#### [EXERCISE BRIEF]
Reproduce each line of the listing exactly.

#### [DATA SECTION]
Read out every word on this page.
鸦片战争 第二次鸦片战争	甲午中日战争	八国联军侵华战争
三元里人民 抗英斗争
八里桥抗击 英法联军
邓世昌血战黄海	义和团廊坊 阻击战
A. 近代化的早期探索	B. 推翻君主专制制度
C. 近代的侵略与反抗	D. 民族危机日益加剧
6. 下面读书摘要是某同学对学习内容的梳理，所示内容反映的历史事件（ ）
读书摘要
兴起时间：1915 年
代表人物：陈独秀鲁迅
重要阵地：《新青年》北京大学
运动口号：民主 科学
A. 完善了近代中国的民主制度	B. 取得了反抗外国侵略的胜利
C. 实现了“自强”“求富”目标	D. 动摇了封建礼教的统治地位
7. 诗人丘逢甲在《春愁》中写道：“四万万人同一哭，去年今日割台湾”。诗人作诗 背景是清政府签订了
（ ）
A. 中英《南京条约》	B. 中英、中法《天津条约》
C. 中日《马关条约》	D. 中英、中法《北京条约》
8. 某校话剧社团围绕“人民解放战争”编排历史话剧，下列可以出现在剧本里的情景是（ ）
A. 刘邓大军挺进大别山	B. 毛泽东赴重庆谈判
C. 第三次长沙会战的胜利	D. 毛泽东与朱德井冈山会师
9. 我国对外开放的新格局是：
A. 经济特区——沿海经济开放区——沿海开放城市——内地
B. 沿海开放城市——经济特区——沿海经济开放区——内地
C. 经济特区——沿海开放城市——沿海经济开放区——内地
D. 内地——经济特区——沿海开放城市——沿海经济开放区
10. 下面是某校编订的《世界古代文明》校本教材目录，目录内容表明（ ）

#### [RESULT OF THE EXERCISE]
Read out every word on this page.
鸦片战争 第二次鸦片战争	甲午中日战争	八国联军侵华战争
三元里人民 抗英斗争
八里桥抗击 英法联军
邓世昌血战黄海	义和团廊坊 阻击战
A. 近代化的早期探索	B. 推翻君主专制制度
C. 近代的侵略与反抗	D. 民族危机日益加剧
6. 下面读书摘要是某同学对学习内容的梳理，所示内容反映的历史事件（ ）
读书摘要
兴起时间：1915 年
代表人物：陈独秀鲁迅
重要阵地：《新青年》北京大学
运动口号：民主 科学
A. 完善了近代中国的民主制度	B. 取得了反抗外国侵略的胜利
C. 实现了“自强”“求富”目标	D. 动摇了封建礼教的统治地位
7. 诗人丘逢甲在《春愁》中写道：“四万万人同一哭，去年今日割台湾”。诗人作诗 背景是清政府签订了
（ ）
A. 中英《南京条约》	B. 中英、中法《天津条约》
C. 中日《马关条约》	D. 中英、中法《北京条约》
8. 某校话剧社团围绕“人民解放战争”编排历史话剧，下列可以出现在剧本里的情景是（ ）
A. 刘邓大军挺进大别山	B. 毛泽东赴重庆谈判
C. 第三次长沙会战的胜利	D. 毛泽东与朱德井冈山会师
9. 我国对外开放的新格局是：
A. 经济特区——沿海经济开放区——沿海开放城市——内地
B. 沿海开放城市——经济特区——沿海经济开放区——内地
C. 经济特区——沿海开放城市——沿海经济开放区——内地
D. 内地——经济特区——沿海开放城市——沿海经济开放区
10. 下面是某校编订的《世界古代文明》校本教材目录，目录内容表明（ ）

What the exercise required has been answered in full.